### EXERCISE INSTRUCTIONS
Work through the data below line by line and say how many lines hold "axis"; give only the number.

### EXTRACTED MATERIAL
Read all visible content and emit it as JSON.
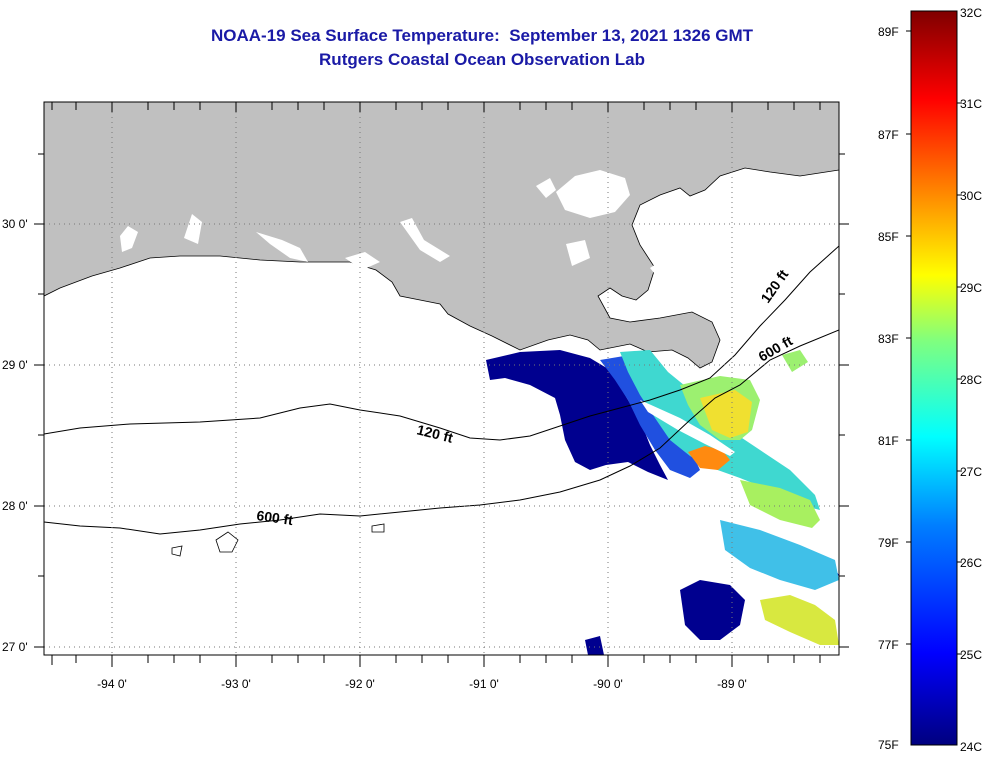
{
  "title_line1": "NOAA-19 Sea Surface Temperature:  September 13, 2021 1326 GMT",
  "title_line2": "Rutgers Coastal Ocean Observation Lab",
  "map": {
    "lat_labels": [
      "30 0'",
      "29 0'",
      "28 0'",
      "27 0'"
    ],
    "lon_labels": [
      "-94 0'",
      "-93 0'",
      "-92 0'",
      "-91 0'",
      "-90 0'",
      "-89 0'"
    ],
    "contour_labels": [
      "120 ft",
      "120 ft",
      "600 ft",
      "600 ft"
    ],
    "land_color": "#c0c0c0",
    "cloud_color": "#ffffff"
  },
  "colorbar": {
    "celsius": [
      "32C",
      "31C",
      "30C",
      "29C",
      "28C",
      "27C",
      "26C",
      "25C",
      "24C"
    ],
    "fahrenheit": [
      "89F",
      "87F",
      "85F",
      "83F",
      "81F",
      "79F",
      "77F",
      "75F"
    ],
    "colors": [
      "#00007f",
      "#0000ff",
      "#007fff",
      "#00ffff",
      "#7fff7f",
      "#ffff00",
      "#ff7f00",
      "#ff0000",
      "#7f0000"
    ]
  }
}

* * *

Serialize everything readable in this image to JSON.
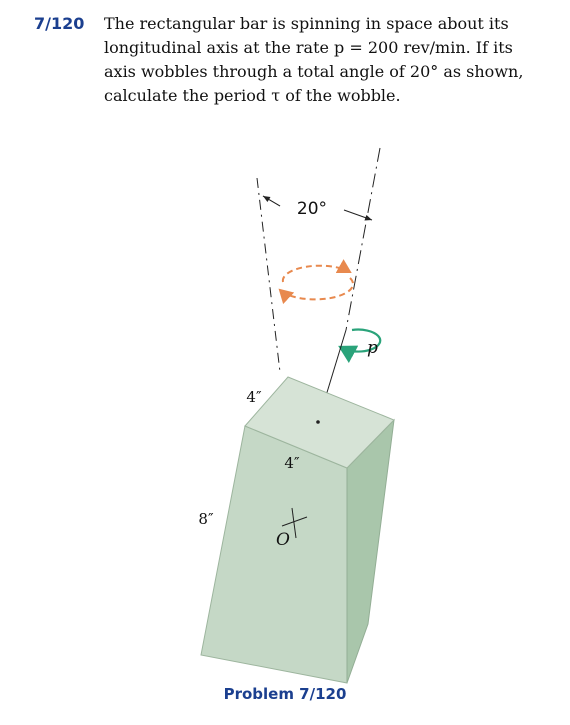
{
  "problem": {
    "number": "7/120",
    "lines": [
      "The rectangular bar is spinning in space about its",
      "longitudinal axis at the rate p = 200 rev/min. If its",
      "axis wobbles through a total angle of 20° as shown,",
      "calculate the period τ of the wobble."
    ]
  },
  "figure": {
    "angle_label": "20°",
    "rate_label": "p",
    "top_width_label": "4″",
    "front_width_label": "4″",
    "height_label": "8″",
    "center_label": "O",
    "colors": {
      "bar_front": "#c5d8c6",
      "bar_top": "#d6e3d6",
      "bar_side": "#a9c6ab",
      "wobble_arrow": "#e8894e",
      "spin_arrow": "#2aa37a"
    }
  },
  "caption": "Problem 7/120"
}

### WRITTEN ANSWER
2